[Data extracted from a collection]

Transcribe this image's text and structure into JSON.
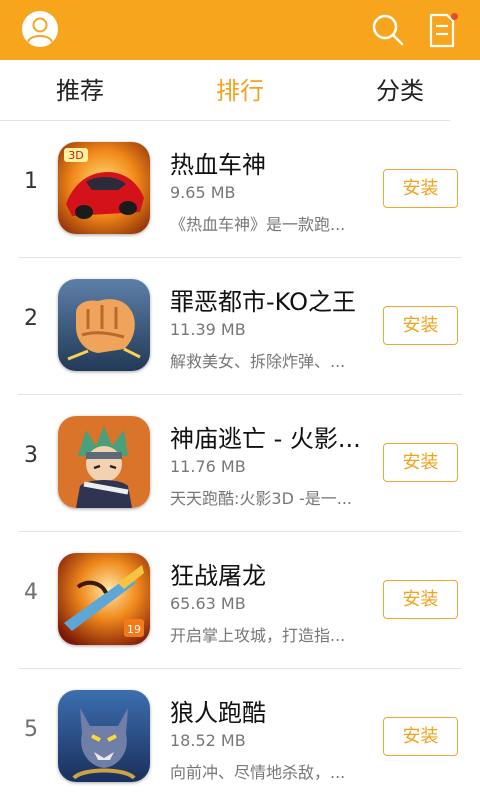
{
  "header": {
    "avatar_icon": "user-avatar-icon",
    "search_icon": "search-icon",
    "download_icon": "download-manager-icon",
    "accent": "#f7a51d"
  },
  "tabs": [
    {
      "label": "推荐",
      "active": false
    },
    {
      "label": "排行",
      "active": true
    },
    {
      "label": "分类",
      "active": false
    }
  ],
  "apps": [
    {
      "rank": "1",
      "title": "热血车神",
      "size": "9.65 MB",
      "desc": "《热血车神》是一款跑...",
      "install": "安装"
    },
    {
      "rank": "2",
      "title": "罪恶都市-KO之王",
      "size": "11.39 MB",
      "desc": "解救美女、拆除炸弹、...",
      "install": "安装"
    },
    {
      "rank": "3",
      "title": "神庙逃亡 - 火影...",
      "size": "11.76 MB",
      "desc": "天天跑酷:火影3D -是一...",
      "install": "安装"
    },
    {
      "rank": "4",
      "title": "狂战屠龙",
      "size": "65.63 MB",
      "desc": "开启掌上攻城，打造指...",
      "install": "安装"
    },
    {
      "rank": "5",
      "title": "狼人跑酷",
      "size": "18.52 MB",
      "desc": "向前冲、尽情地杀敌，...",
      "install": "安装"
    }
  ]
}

### [What the task requires]
Without the images, write out each line of the data verbatim.

### [Completed task]
Transcribe this image's text and structure into JSON.
{
  "header": {
    "avatar_icon": "user-avatar-icon",
    "search_icon": "search-icon",
    "download_icon": "download-manager-icon",
    "accent": "#f7a51d"
  },
  "tabs": [
    {
      "label": "推荐",
      "active": false
    },
    {
      "label": "排行",
      "active": true
    },
    {
      "label": "分类",
      "active": false
    }
  ],
  "apps": [
    {
      "rank": "1",
      "title": "热血车神",
      "size": "9.65 MB",
      "desc": "《热血车神》是一款跑...",
      "install": "安装"
    },
    {
      "rank": "2",
      "title": "罪恶都市-KO之王",
      "size": "11.39 MB",
      "desc": "解救美女、拆除炸弹、...",
      "install": "安装"
    },
    {
      "rank": "3",
      "title": "神庙逃亡 - 火影...",
      "size": "11.76 MB",
      "desc": "天天跑酷:火影3D -是一...",
      "install": "安装"
    },
    {
      "rank": "4",
      "title": "狂战屠龙",
      "size": "65.63 MB",
      "desc": "开启掌上攻城，打造指...",
      "install": "安装"
    },
    {
      "rank": "5",
      "title": "狼人跑酷",
      "size": "18.52 MB",
      "desc": "向前冲、尽情地杀敌，...",
      "install": "安装"
    }
  ]
}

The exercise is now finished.